(Stored data)
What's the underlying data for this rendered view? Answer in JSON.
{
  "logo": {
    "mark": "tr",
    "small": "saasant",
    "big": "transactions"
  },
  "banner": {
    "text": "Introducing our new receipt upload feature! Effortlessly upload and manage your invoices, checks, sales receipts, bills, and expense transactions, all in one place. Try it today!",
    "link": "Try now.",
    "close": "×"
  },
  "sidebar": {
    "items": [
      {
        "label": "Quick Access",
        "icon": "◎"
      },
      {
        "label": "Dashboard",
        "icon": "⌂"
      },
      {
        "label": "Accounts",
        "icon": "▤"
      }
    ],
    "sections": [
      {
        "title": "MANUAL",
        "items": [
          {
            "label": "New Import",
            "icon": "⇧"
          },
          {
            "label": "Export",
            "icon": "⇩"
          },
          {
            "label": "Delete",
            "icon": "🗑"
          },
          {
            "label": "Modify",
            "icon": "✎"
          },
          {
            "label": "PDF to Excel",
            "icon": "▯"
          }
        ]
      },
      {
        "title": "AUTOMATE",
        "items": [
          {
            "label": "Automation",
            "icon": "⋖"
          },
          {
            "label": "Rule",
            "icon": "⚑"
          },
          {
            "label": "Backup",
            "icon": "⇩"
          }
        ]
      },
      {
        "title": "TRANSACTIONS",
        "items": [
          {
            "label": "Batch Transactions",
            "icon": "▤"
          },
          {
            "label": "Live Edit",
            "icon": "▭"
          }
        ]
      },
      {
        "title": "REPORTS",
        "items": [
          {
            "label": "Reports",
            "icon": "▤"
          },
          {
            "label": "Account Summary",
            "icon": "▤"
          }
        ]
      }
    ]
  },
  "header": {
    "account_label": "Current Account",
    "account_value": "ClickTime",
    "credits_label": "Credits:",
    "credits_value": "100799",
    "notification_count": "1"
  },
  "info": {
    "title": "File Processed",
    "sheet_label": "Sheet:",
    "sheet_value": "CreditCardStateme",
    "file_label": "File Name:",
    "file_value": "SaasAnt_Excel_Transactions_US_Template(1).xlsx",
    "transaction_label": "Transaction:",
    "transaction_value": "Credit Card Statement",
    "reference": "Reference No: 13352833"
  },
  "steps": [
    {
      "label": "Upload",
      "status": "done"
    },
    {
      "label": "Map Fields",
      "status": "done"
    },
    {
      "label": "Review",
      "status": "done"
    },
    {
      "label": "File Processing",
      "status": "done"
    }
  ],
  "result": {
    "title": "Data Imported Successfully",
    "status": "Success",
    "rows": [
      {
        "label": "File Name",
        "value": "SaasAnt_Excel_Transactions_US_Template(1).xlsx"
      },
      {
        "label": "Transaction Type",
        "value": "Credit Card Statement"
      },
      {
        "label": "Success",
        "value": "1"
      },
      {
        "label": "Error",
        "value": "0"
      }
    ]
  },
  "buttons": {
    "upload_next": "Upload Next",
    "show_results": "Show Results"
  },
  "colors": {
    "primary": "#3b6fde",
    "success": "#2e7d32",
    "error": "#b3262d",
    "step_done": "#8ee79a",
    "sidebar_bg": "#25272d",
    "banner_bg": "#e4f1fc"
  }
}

[Written exercise] Make an exact copy of every entry.

[Full response]
What's the underlying data for this rendered view? Answer in JSON.
{
  "logo": {
    "mark": "tr",
    "small": "saasant",
    "big": "transactions"
  },
  "banner": {
    "text": "Introducing our new receipt upload feature! Effortlessly upload and manage your invoices, checks, sales receipts, bills, and expense transactions, all in one place. Try it today!",
    "link": "Try now.",
    "close": "×"
  },
  "sidebar": {
    "items": [
      {
        "label": "Quick Access",
        "icon": "◎"
      },
      {
        "label": "Dashboard",
        "icon": "⌂"
      },
      {
        "label": "Accounts",
        "icon": "▤"
      }
    ],
    "sections": [
      {
        "title": "MANUAL",
        "items": [
          {
            "label": "New Import",
            "icon": "⇧"
          },
          {
            "label": "Export",
            "icon": "⇩"
          },
          {
            "label": "Delete",
            "icon": "🗑"
          },
          {
            "label": "Modify",
            "icon": "✎"
          },
          {
            "label": "PDF to Excel",
            "icon": "▯"
          }
        ]
      },
      {
        "title": "AUTOMATE",
        "items": [
          {
            "label": "Automation",
            "icon": "⋖"
          },
          {
            "label": "Rule",
            "icon": "⚑"
          },
          {
            "label": "Backup",
            "icon": "⇩"
          }
        ]
      },
      {
        "title": "TRANSACTIONS",
        "items": [
          {
            "label": "Batch Transactions",
            "icon": "▤"
          },
          {
            "label": "Live Edit",
            "icon": "▭"
          }
        ]
      },
      {
        "title": "REPORTS",
        "items": [
          {
            "label": "Reports",
            "icon": "▤"
          },
          {
            "label": "Account Summary",
            "icon": "▤"
          }
        ]
      }
    ]
  },
  "header": {
    "account_label": "Current Account",
    "account_value": "ClickTime",
    "credits_label": "Credits:",
    "credits_value": "100799",
    "notification_count": "1"
  },
  "info": {
    "title": "File Processed",
    "sheet_label": "Sheet:",
    "sheet_value": "CreditCardStateme",
    "file_label": "File Name:",
    "file_value": "SaasAnt_Excel_Transactions_US_Template(1).xlsx",
    "transaction_label": "Transaction:",
    "transaction_value": "Credit Card Statement",
    "reference": "Reference No: 13352833"
  },
  "steps": [
    {
      "label": "Upload",
      "status": "done"
    },
    {
      "label": "Map Fields",
      "status": "done"
    },
    {
      "label": "Review",
      "status": "done"
    },
    {
      "label": "File Processing",
      "status": "done"
    }
  ],
  "result": {
    "title": "Data Imported Successfully",
    "status": "Success",
    "rows": [
      {
        "label": "File Name",
        "value": "SaasAnt_Excel_Transactions_US_Template(1).xlsx"
      },
      {
        "label": "Transaction Type",
        "value": "Credit Card Statement"
      },
      {
        "label": "Success",
        "value": "1"
      },
      {
        "label": "Error",
        "value": "0"
      }
    ]
  },
  "buttons": {
    "upload_next": "Upload Next",
    "show_results": "Show Results"
  },
  "colors": {
    "primary": "#3b6fde",
    "success": "#2e7d32",
    "error": "#b3262d",
    "step_done": "#8ee79a",
    "sidebar_bg": "#25272d",
    "banner_bg": "#e4f1fc"
  }
}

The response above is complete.